>> Start Task data

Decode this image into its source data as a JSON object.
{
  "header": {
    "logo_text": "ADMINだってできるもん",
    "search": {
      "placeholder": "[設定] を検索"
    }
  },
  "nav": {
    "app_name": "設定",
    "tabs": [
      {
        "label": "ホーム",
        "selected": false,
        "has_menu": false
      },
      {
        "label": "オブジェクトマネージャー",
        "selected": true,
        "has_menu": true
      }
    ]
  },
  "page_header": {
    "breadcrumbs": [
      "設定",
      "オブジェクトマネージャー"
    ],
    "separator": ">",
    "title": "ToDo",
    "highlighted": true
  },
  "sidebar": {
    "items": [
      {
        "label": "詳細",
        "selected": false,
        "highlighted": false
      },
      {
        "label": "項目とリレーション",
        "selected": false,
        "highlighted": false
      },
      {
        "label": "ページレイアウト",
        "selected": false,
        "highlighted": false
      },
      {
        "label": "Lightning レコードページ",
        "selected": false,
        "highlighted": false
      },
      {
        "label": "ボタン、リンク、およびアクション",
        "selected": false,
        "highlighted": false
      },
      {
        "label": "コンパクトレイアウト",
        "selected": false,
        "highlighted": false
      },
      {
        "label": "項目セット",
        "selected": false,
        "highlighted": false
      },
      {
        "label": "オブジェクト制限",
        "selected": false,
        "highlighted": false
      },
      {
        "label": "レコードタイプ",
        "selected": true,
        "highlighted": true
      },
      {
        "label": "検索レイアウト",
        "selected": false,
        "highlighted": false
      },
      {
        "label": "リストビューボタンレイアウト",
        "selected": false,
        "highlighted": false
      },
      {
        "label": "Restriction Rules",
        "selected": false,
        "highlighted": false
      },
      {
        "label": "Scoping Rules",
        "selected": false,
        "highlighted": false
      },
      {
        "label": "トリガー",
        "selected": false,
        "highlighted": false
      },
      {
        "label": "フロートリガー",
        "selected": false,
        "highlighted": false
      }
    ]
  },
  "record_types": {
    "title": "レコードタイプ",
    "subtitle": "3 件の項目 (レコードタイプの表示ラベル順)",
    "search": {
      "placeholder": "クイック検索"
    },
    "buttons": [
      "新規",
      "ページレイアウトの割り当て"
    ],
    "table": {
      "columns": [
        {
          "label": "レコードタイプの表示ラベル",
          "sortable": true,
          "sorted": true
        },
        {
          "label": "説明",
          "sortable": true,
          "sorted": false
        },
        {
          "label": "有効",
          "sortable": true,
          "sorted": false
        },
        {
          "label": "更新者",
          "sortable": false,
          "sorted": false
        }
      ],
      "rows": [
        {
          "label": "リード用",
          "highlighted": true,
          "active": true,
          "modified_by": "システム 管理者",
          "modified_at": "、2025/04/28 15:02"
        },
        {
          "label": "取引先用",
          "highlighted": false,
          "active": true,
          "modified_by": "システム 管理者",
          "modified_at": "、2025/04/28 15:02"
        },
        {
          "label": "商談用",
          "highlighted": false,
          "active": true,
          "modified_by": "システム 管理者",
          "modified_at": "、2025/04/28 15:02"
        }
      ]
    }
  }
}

>> End Task data

_Exercise requirements_
Every line of the records above needs to be given again exactly.

_Exercise result_
Decode this image into its source data as a JSON object.
{
  "header": {
    "logo_text": "ADMINだってできるもん",
    "search": {
      "placeholder": "[設定] を検索"
    }
  },
  "nav": {
    "app_name": "設定",
    "tabs": [
      {
        "label": "ホーム",
        "selected": false,
        "has_menu": false
      },
      {
        "label": "オブジェクトマネージャー",
        "selected": true,
        "has_menu": true
      }
    ]
  },
  "page_header": {
    "breadcrumbs": [
      "設定",
      "オブジェクトマネージャー"
    ],
    "separator": ">",
    "title": "ToDo",
    "highlighted": true
  },
  "sidebar": {
    "items": [
      {
        "label": "詳細",
        "selected": false,
        "highlighted": false
      },
      {
        "label": "項目とリレーション",
        "selected": false,
        "highlighted": false
      },
      {
        "label": "ページレイアウト",
        "selected": false,
        "highlighted": false
      },
      {
        "label": "Lightning レコードページ",
        "selected": false,
        "highlighted": false
      },
      {
        "label": "ボタン、リンク、およびアクション",
        "selected": false,
        "highlighted": false
      },
      {
        "label": "コンパクトレイアウト",
        "selected": false,
        "highlighted": false
      },
      {
        "label": "項目セット",
        "selected": false,
        "highlighted": false
      },
      {
        "label": "オブジェクト制限",
        "selected": false,
        "highlighted": false
      },
      {
        "label": "レコードタイプ",
        "selected": true,
        "highlighted": true
      },
      {
        "label": "検索レイアウト",
        "selected": false,
        "highlighted": false
      },
      {
        "label": "リストビューボタンレイアウト",
        "selected": false,
        "highlighted": false
      },
      {
        "label": "Restriction Rules",
        "selected": false,
        "highlighted": false
      },
      {
        "label": "Scoping Rules",
        "selected": false,
        "highlighted": false
      },
      {
        "label": "トリガー",
        "selected": false,
        "highlighted": false
      },
      {
        "label": "フロートリガー",
        "selected": false,
        "highlighted": false
      }
    ]
  },
  "record_types": {
    "title": "レコードタイプ",
    "subtitle": "3 件の項目 (レコードタイプの表示ラベル順)",
    "search": {
      "placeholder": "クイック検索"
    },
    "buttons": [
      "新規",
      "ページレイアウトの割り当て"
    ],
    "table": {
      "columns": [
        {
          "label": "レコードタイプの表示ラベル",
          "sortable": true,
          "sorted": true
        },
        {
          "label": "説明",
          "sortable": true,
          "sorted": false
        },
        {
          "label": "有効",
          "sortable": true,
          "sorted": false
        },
        {
          "label": "更新者",
          "sortable": false,
          "sorted": false
        }
      ],
      "rows": [
        {
          "label": "リード用",
          "highlighted": true,
          "active": true,
          "modified_by": "システム 管理者",
          "modified_at": "、2025/04/28 15:02"
        },
        {
          "label": "取引先用",
          "highlighted": false,
          "active": true,
          "modified_by": "システム 管理者",
          "modified_at": "、2025/04/28 15:02"
        },
        {
          "label": "商談用",
          "highlighted": false,
          "active": true,
          "modified_by": "システム 管理者",
          "modified_at": "、2025/04/28 15:02"
        }
      ]
    }
  }
}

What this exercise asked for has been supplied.